What this task involves
Output the records exactly. Include every line.

-*-

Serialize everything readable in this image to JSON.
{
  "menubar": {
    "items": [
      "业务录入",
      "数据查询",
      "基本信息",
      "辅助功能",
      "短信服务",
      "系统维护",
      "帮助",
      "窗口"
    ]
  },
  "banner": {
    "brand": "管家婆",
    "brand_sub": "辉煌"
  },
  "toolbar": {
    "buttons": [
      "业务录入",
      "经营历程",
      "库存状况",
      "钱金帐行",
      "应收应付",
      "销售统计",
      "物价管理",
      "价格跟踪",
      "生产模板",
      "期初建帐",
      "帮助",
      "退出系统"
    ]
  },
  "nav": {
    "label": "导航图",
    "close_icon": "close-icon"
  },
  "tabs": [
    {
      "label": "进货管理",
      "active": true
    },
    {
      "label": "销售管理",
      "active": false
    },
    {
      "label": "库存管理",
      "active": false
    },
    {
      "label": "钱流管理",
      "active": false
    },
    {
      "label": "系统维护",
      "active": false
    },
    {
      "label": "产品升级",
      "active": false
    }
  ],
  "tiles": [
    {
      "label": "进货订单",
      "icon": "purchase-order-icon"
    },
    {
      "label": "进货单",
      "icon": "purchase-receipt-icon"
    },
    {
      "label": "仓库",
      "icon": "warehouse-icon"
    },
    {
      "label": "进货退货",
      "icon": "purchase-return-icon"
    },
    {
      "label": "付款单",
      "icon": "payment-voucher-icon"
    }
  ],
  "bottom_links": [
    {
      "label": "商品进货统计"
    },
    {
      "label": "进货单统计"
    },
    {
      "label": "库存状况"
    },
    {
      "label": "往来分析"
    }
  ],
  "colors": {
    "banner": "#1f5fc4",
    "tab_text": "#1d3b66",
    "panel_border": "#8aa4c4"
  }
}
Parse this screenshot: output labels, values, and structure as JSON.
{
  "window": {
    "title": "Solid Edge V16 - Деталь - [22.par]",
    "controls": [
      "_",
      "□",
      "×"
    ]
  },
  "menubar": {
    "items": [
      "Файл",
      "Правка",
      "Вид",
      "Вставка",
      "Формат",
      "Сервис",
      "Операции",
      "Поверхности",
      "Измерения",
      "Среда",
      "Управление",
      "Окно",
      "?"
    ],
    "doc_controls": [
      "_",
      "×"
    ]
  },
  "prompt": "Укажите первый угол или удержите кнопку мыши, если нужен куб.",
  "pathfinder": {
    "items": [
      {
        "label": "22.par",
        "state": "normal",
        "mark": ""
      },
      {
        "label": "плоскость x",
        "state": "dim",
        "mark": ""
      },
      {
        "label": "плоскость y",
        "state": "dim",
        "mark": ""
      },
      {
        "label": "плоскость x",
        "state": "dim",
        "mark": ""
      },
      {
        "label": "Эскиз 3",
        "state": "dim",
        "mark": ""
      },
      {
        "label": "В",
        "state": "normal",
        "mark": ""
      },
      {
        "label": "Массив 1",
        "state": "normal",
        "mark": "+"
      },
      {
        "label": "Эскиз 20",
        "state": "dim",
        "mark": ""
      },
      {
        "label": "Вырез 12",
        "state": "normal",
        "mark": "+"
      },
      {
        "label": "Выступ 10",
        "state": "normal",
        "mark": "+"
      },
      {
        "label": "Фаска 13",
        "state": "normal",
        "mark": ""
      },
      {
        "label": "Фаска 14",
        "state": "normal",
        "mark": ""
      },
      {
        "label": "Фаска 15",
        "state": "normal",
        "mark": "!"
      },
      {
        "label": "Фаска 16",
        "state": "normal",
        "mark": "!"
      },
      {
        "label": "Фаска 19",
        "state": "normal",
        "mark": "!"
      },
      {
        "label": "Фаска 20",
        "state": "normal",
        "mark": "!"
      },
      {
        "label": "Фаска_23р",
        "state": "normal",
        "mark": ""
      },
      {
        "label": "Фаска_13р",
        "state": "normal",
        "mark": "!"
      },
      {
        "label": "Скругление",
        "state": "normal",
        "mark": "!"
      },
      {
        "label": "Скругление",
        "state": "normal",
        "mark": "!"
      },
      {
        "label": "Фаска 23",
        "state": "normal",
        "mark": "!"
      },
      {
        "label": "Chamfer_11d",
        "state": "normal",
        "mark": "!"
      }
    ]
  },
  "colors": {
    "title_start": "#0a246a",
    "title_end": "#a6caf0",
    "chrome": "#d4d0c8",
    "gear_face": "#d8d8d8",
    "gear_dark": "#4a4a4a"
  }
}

-*-

Result below
Serialize everything readable in this image to JSON.
{
  "menubar": {
    "items": [
      "业务录入",
      "数据查询",
      "基本信息",
      "辅助功能",
      "短信服务",
      "系统维护",
      "帮助",
      "窗口"
    ]
  },
  "banner": {
    "brand": "管家婆",
    "brand_sub": "辉煌"
  },
  "toolbar": {
    "buttons": [
      "业务录入",
      "经营历程",
      "库存状况",
      "钱金帐行",
      "应收应付",
      "销售统计",
      "物价管理",
      "价格跟踪",
      "生产模板",
      "期初建帐",
      "帮助",
      "退出系统"
    ]
  },
  "nav": {
    "label": "导航图",
    "close_icon": "close-icon"
  },
  "tabs": [
    {
      "label": "进货管理",
      "active": true
    },
    {
      "label": "销售管理",
      "active": false
    },
    {
      "label": "库存管理",
      "active": false
    },
    {
      "label": "钱流管理",
      "active": false
    },
    {
      "label": "系统维护",
      "active": false
    },
    {
      "label": "产品升级",
      "active": false
    }
  ],
  "tiles": [
    {
      "label": "进货订单",
      "icon": "purchase-order-icon"
    },
    {
      "label": "进货单",
      "icon": "purchase-receipt-icon"
    },
    {
      "label": "仓库",
      "icon": "warehouse-icon"
    },
    {
      "label": "进货退货",
      "icon": "purchase-return-icon"
    },
    {
      "label": "付款单",
      "icon": "payment-voucher-icon"
    }
  ],
  "bottom_links": [
    {
      "label": "商品进货统计"
    },
    {
      "label": "进货单统计"
    },
    {
      "label": "库存状况"
    },
    {
      "label": "往来分析"
    }
  ],
  "colors": {
    "banner": "#1f5fc4",
    "tab_text": "#1d3b66",
    "panel_border": "#8aa4c4"
  }
}
Parse this screenshot: output labels, values, and structure as JSON.
{
  "window": {
    "title": "Solid Edge V16 - Деталь - [22.par]",
    "controls": [
      "_",
      "□",
      "×"
    ]
  },
  "menubar": {
    "items": [
      "Файл",
      "Правка",
      "Вид",
      "Вставка",
      "Формат",
      "Сервис",
      "Операции",
      "Поверхности",
      "Измерения",
      "Среда",
      "Управление",
      "Окно",
      "?"
    ],
    "doc_controls": [
      "_",
      "×"
    ]
  },
  "prompt": "Укажите первый угол или удержите кнопку мыши, если нужен куб.",
  "pathfinder": {
    "items": [
      {
        "label": "22.par",
        "state": "normal",
        "mark": ""
      },
      {
        "label": "плоскость x",
        "state": "dim",
        "mark": ""
      },
      {
        "label": "плоскость y",
        "state": "dim",
        "mark": ""
      },
      {
        "label": "плоскость x",
        "state": "dim",
        "mark": ""
      },
      {
        "label": "Эскиз 3",
        "state": "dim",
        "mark": ""
      },
      {
        "label": "В",
        "state": "normal",
        "mark": ""
      },
      {
        "label": "Массив 1",
        "state": "normal",
        "mark": "+"
      },
      {
        "label": "Эскиз 20",
        "state": "dim",
        "mark": ""
      },
      {
        "label": "Вырез 12",
        "state": "normal",
        "mark": "+"
      },
      {
        "label": "Выступ 10",
        "state": "normal",
        "mark": "+"
      },
      {
        "label": "Фаска 13",
        "state": "normal",
        "mark": ""
      },
      {
        "label": "Фаска 14",
        "state": "normal",
        "mark": ""
      },
      {
        "label": "Фаска 15",
        "state": "normal",
        "mark": "!"
      },
      {
        "label": "Фаска 16",
        "state": "normal",
        "mark": "!"
      },
      {
        "label": "Фаска 19",
        "state": "normal",
        "mark": "!"
      },
      {
        "label": "Фаска 20",
        "state": "normal",
        "mark": "!"
      },
      {
        "label": "Фаска_23р",
        "state": "normal",
        "mark": ""
      },
      {
        "label": "Фаска_13р",
        "state": "normal",
        "mark": "!"
      },
      {
        "label": "Скругление",
        "state": "normal",
        "mark": "!"
      },
      {
        "label": "Скругление",
        "state": "normal",
        "mark": "!"
      },
      {
        "label": "Фаска 23",
        "state": "normal",
        "mark": "!"
      },
      {
        "label": "Chamfer_11d",
        "state": "normal",
        "mark": "!"
      }
    ]
  },
  "colors": {
    "title_start": "#0a246a",
    "title_end": "#a6caf0",
    "chrome": "#d4d0c8",
    "gear_face": "#d8d8d8",
    "gear_dark": "#4a4a4a"
  }
}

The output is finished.